»»

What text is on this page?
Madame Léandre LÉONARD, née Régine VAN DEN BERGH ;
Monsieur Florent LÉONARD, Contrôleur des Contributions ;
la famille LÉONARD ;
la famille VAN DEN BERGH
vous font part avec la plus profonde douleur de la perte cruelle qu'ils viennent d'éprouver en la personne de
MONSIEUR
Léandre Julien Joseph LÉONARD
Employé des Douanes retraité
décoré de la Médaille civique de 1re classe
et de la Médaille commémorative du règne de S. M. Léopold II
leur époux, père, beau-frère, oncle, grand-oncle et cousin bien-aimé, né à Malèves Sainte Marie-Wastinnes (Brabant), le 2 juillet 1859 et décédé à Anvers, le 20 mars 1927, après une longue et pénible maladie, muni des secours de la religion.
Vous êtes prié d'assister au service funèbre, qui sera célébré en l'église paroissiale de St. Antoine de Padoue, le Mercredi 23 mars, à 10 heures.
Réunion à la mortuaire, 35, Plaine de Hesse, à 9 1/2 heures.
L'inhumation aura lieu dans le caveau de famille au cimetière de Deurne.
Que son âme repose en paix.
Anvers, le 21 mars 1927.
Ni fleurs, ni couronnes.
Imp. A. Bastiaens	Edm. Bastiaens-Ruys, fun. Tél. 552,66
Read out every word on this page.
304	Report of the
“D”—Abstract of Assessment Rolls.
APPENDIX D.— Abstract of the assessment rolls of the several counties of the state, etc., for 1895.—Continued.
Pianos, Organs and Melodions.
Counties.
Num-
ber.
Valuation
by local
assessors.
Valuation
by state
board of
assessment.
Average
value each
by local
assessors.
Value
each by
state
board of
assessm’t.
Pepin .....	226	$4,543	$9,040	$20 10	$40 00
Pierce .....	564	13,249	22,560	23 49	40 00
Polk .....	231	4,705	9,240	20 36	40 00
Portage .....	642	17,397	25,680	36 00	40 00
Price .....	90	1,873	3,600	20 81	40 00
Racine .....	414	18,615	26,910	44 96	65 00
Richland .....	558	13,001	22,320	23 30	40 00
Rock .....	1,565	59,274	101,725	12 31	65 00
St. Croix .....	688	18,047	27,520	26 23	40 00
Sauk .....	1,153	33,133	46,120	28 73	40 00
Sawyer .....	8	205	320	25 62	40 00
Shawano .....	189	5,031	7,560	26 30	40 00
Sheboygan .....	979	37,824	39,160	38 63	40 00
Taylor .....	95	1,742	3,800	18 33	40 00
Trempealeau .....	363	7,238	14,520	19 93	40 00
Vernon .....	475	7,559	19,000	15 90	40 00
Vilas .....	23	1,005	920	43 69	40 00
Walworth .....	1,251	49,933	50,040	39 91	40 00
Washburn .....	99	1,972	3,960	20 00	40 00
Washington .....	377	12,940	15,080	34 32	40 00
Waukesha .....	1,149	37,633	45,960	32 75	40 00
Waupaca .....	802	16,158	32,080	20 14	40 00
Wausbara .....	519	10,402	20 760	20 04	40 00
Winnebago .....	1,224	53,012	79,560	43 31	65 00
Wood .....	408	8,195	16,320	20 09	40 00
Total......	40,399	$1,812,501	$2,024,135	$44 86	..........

««

Return each line among the entries that holds the word "Abstract".

“D”—Abstract of Assessment Rolls.
APPENDIX D.— Abstract of the assessment rolls of the several counties of the state, etc., for 1895.—Continued.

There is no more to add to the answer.